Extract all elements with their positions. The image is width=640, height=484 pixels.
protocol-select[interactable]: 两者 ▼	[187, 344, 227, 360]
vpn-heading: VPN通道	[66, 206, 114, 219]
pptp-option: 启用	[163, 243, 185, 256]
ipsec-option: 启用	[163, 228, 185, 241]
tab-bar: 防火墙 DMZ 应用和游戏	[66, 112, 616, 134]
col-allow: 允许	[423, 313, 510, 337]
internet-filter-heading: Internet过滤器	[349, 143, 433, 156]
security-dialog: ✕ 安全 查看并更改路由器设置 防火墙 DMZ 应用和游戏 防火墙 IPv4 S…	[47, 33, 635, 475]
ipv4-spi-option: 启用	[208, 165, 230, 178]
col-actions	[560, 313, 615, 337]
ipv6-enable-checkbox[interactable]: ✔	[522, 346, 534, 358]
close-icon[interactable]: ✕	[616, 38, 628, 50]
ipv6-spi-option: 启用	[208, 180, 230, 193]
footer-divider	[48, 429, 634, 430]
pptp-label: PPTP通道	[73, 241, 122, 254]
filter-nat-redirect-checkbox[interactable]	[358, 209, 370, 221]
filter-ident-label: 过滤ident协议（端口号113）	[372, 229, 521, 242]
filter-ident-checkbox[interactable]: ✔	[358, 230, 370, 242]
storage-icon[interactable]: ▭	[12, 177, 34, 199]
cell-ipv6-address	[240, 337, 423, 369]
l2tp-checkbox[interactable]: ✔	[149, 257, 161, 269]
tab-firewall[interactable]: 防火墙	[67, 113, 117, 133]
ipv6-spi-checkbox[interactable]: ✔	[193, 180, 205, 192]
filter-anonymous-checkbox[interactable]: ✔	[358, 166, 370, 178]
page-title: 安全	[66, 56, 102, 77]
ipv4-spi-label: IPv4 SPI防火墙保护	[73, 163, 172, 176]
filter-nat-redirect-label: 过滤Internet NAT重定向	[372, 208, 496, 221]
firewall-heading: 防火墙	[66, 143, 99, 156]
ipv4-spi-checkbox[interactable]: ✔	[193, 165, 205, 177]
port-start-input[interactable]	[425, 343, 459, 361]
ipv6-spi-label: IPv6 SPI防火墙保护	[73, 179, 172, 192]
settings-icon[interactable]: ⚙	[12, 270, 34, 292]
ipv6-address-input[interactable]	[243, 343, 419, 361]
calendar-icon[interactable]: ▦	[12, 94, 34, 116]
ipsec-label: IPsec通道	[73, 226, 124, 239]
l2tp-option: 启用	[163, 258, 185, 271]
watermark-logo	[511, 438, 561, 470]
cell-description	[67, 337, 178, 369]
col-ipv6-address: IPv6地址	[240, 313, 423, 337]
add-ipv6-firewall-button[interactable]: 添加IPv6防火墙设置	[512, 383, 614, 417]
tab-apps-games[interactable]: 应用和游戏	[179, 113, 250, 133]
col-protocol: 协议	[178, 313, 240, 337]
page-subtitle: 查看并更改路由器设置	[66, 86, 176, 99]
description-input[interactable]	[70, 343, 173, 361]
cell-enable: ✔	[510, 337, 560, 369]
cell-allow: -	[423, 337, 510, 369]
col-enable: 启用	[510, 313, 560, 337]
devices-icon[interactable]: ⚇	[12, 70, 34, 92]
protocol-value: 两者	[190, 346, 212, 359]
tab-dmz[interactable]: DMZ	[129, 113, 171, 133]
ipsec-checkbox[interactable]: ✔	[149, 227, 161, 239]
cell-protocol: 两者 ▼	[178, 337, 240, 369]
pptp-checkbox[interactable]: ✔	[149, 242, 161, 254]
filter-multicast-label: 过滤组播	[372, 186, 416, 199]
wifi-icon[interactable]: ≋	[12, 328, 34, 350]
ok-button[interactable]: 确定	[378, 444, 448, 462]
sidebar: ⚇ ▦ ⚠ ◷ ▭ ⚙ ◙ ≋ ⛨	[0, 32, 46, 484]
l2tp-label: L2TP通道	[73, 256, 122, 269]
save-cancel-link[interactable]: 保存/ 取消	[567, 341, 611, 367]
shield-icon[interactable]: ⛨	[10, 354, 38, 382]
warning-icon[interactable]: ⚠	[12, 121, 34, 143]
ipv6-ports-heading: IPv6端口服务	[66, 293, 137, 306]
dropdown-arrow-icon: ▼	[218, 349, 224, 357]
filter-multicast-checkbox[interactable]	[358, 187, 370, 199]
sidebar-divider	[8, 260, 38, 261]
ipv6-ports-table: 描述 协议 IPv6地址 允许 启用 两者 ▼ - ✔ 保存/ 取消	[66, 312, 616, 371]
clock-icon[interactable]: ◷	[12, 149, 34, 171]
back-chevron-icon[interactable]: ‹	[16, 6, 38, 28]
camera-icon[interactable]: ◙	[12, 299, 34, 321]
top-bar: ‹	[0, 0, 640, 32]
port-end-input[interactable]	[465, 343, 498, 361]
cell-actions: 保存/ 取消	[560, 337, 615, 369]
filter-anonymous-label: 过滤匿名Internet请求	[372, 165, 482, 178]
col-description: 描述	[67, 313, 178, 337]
================
**WORK TO COMPLETE**
Render the listing above as a numbered list, from its first line up to and including the line containing "143, 433, 156]", with blank lines omitted.

**RESPONSE TO THE EXERCISE**
1. Extract all elements with their positions. The image is width=640, height=484 pixels.
2. protocol-select[interactable]: 两者 ▼	[187, 344, 227, 360]
3. vpn-heading: VPN通道	[66, 206, 114, 219]
4. pptp-option: 启用	[163, 243, 185, 256]
5. ipsec-option: 启用	[163, 228, 185, 241]
6. tab-bar: 防火墙 DMZ 应用和游戏	[66, 112, 616, 134]
7. col-allow: 允许	[423, 313, 510, 337]
8. internet-filter-heading: Internet过滤器	[349, 143, 433, 156]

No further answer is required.